-- START OF Source material --

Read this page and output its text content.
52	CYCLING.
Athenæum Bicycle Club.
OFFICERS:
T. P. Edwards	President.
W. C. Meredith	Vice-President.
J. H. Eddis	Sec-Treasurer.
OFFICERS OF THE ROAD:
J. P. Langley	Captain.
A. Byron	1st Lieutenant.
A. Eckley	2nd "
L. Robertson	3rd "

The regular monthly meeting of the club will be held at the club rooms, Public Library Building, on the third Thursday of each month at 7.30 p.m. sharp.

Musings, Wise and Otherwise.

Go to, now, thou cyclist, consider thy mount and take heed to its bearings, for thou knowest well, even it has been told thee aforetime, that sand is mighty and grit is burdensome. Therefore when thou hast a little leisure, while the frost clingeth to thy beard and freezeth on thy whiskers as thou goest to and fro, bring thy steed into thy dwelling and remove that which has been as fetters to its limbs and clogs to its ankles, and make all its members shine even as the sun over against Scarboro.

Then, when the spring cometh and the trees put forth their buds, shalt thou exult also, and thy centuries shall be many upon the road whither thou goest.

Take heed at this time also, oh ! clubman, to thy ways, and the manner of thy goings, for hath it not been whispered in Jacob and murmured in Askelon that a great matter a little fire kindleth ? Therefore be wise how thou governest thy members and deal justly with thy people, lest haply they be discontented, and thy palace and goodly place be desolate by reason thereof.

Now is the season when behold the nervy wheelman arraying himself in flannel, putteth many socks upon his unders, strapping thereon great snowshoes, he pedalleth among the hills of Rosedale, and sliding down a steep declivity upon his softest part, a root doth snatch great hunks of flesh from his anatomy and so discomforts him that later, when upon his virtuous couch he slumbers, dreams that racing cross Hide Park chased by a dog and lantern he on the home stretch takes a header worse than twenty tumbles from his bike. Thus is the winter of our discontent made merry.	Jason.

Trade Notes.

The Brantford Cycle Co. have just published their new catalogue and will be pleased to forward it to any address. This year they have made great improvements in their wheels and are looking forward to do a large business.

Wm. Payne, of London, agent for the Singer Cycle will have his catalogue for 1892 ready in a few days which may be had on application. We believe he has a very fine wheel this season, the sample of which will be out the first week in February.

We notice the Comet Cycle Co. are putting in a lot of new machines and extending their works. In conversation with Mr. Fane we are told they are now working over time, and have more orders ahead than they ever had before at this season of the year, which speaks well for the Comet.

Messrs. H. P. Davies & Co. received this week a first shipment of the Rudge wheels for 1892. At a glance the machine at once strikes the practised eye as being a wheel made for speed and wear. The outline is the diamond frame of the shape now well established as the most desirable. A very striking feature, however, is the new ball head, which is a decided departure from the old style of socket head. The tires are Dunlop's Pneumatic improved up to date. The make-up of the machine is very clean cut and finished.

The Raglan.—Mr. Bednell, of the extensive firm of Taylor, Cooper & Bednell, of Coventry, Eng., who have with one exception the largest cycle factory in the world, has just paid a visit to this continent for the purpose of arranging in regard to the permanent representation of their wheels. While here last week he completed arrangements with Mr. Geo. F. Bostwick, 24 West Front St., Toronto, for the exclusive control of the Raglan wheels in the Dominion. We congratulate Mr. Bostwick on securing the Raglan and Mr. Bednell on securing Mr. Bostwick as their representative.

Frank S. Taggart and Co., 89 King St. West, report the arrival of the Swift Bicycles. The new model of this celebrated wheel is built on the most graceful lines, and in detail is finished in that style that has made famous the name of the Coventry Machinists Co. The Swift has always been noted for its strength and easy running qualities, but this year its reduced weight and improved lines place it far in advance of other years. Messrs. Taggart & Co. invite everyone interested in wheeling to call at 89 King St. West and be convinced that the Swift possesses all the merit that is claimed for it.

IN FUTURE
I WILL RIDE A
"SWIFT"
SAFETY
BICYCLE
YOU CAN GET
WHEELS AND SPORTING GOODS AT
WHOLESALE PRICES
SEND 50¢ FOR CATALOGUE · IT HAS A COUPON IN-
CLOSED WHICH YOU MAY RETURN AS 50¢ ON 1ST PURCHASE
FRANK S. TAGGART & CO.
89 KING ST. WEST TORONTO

-- END OF Source material --

Task prompt: Go over the entries above and say how many lines hold the string "President", with no other text.

Full answer: 2